━━ Recorded data ━━

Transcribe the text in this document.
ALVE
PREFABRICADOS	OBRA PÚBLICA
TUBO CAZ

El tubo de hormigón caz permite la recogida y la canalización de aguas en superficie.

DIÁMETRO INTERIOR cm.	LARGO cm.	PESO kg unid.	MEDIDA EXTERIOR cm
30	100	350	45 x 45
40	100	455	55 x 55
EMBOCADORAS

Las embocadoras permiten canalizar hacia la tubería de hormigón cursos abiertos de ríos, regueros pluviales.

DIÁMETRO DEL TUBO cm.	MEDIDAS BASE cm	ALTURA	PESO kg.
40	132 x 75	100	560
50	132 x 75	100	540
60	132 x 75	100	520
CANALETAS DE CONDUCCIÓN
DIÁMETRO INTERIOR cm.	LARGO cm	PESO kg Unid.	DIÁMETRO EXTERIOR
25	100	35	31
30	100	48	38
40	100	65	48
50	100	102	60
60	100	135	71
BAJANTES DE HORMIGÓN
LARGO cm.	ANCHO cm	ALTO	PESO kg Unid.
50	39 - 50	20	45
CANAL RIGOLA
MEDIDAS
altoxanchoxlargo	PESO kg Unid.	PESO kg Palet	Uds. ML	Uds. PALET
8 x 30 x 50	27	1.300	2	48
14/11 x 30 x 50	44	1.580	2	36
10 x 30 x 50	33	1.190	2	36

━━━
━━ Recorded data ━━

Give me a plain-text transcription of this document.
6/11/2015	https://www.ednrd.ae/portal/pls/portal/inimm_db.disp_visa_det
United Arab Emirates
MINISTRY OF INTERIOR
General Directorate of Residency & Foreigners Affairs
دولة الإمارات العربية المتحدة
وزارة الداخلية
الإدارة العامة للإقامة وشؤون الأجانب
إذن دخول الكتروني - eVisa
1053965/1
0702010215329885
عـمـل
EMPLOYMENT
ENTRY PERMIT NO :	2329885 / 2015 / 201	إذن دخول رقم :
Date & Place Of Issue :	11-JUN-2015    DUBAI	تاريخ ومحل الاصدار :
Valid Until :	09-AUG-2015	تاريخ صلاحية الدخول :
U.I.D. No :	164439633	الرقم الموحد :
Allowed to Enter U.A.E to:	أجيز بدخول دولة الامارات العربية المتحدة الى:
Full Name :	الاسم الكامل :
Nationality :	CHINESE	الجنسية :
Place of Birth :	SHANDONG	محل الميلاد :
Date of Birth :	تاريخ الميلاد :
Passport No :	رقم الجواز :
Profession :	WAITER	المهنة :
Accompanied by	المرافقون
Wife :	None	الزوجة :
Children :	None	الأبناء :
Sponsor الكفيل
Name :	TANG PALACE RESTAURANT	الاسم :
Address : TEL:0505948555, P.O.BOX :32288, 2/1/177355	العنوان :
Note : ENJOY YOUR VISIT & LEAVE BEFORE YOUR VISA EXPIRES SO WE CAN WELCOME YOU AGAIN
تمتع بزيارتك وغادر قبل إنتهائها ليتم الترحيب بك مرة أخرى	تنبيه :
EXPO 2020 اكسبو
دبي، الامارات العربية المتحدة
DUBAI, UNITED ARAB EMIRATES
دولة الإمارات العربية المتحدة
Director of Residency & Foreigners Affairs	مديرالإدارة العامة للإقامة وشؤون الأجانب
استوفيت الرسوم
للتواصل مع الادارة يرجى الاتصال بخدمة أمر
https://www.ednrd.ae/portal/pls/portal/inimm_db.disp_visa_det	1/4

━━━

- Task
Lines that hold "Residency" are the ones to copy; find all of them.

- Solved problem
General Directorate of Residency & Foreigners Affairs
Director of Residency & Foreigners Affairs	مديرالإدارة العامة للإقامة وشؤون الأجانب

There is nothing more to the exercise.